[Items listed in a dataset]
START
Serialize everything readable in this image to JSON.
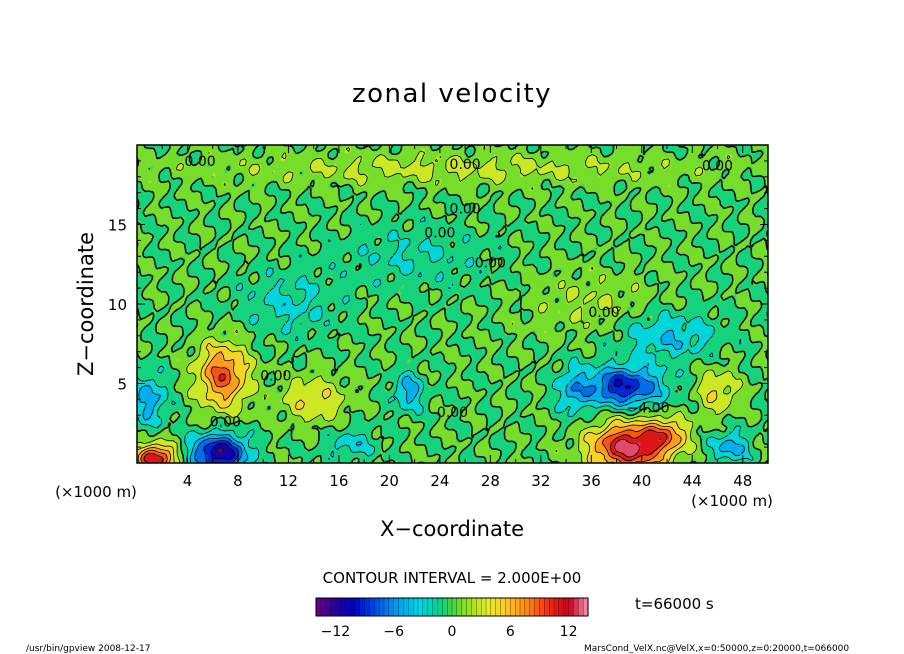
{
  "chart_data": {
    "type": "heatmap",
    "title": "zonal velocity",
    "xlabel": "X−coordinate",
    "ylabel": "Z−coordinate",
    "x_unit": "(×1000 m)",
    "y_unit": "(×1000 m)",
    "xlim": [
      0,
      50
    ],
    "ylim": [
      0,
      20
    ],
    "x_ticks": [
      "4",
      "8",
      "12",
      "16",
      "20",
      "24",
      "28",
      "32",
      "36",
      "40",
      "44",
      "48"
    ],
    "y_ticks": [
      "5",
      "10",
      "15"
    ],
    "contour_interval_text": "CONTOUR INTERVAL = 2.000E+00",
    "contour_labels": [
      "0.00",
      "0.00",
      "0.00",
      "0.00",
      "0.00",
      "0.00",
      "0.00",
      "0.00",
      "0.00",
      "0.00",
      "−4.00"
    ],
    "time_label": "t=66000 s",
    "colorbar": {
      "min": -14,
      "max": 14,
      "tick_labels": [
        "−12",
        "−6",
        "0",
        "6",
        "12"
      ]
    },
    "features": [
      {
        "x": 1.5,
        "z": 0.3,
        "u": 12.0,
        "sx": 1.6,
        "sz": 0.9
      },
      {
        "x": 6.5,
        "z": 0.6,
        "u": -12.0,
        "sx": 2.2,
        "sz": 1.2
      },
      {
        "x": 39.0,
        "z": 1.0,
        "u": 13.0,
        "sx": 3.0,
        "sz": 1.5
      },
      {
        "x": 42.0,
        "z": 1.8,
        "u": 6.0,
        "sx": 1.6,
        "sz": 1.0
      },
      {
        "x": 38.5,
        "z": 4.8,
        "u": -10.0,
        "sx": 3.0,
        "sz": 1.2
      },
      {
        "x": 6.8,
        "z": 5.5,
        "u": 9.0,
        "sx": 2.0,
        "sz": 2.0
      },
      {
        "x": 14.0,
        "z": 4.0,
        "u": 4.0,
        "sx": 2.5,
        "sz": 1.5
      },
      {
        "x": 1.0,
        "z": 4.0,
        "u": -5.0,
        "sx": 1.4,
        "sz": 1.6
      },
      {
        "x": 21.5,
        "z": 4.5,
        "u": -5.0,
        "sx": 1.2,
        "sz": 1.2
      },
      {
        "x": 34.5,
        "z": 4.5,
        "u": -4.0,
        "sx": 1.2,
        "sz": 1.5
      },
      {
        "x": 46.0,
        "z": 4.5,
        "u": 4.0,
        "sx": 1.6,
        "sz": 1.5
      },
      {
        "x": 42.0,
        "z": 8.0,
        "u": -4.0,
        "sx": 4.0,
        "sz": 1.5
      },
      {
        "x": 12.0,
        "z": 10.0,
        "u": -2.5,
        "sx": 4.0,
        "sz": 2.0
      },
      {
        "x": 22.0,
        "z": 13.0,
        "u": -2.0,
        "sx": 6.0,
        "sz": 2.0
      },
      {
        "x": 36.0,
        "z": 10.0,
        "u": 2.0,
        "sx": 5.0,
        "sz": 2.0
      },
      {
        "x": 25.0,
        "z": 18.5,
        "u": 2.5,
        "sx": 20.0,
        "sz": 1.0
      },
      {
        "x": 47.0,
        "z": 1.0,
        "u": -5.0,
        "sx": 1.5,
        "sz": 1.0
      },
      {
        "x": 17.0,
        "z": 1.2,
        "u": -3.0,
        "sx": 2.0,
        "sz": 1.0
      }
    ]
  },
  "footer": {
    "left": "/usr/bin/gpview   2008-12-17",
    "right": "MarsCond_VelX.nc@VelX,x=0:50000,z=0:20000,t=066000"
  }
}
END
START
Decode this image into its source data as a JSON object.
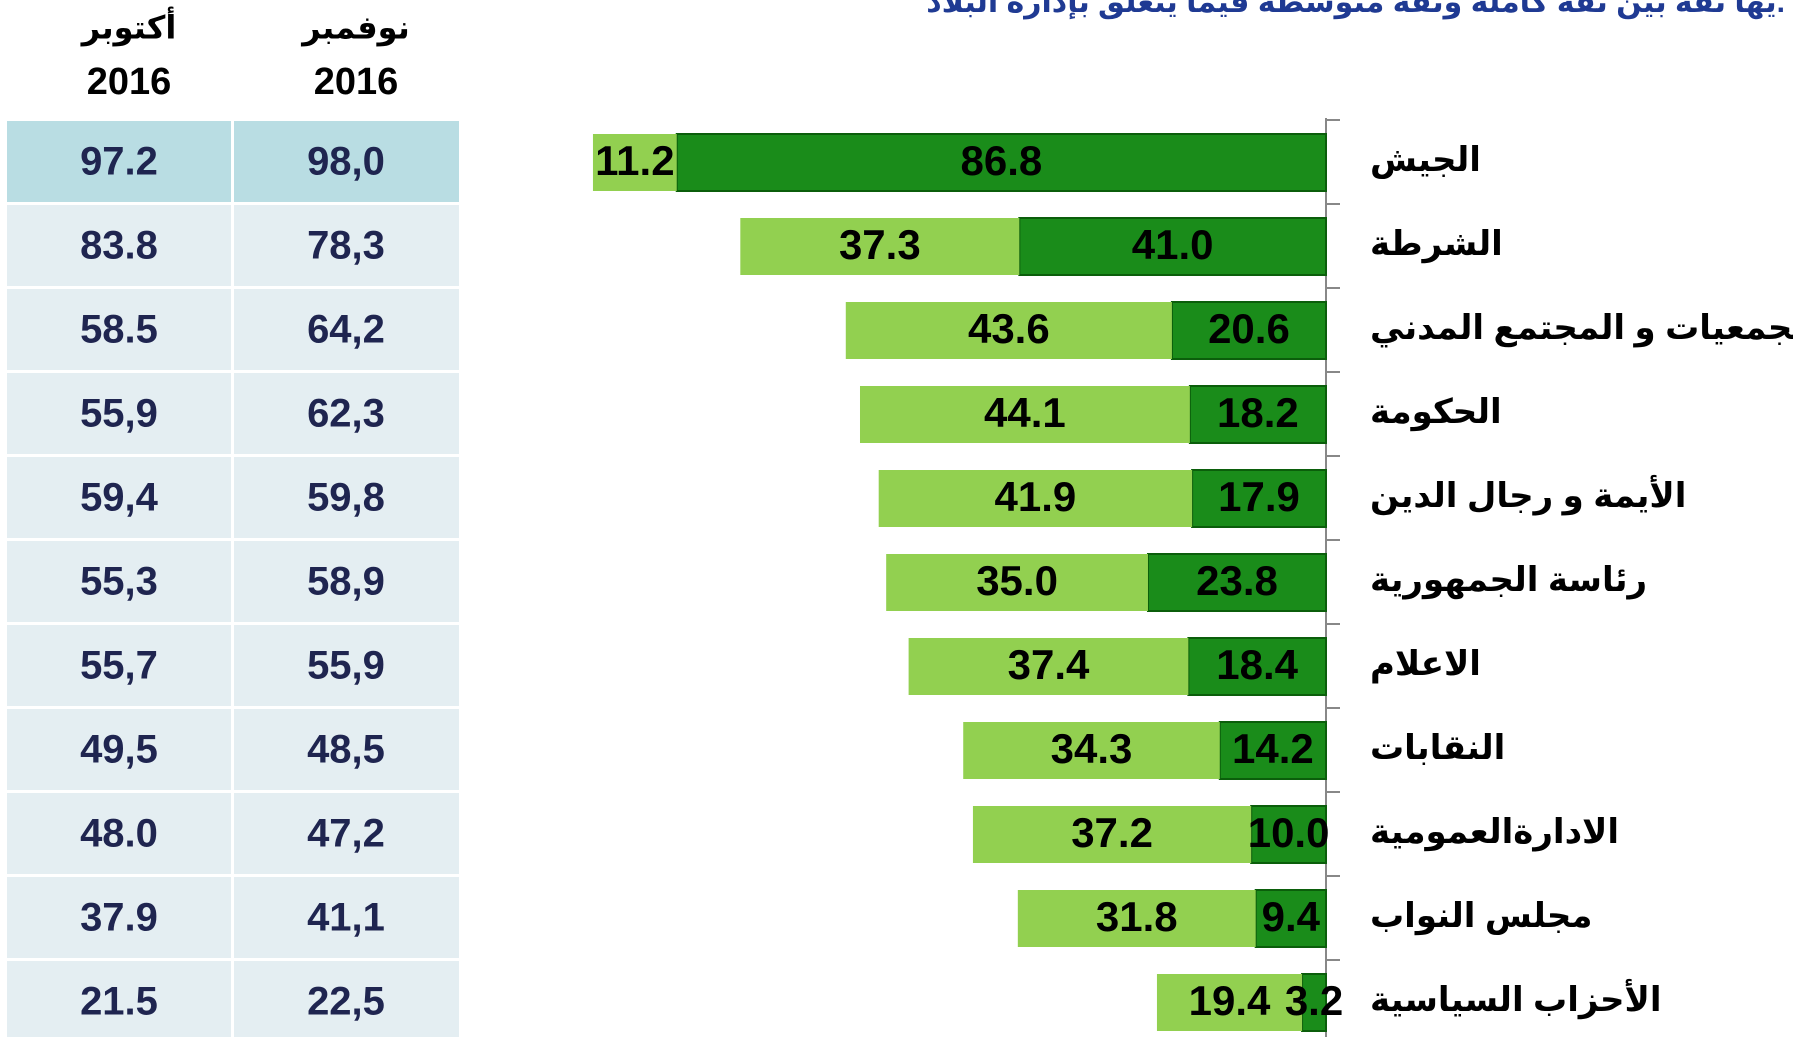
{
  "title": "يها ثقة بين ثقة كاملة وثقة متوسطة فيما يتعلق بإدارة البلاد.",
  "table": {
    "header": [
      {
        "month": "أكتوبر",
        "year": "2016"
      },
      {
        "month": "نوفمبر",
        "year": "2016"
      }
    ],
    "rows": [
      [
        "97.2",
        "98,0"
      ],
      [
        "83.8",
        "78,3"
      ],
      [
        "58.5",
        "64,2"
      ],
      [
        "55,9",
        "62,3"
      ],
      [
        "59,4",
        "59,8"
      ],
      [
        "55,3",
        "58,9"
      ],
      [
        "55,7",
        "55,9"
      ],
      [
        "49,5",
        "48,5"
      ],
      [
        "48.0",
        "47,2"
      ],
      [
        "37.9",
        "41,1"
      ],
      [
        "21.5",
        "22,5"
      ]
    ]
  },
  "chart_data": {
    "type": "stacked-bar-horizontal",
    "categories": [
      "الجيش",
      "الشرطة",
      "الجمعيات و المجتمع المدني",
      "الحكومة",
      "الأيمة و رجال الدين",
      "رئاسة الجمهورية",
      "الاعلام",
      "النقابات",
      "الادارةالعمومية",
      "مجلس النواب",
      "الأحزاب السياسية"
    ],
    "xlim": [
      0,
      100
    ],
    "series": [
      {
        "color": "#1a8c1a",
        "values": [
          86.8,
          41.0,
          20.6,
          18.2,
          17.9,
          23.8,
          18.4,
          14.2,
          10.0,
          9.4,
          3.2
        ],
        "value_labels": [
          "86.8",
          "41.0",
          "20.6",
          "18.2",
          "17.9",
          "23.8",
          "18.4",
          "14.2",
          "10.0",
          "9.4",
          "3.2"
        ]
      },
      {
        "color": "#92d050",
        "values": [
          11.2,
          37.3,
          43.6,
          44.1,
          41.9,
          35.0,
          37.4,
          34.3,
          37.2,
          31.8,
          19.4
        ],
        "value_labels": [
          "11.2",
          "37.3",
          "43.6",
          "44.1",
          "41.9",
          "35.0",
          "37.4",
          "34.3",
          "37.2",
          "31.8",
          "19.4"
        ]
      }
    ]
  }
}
END
AIM OF THE EXERCISE -
Copy all lines from the entries that contain the word "type".

PROBLEM SOLUTION -
    "type": "heatmap",
    "type": "stacked-bar-horizontal",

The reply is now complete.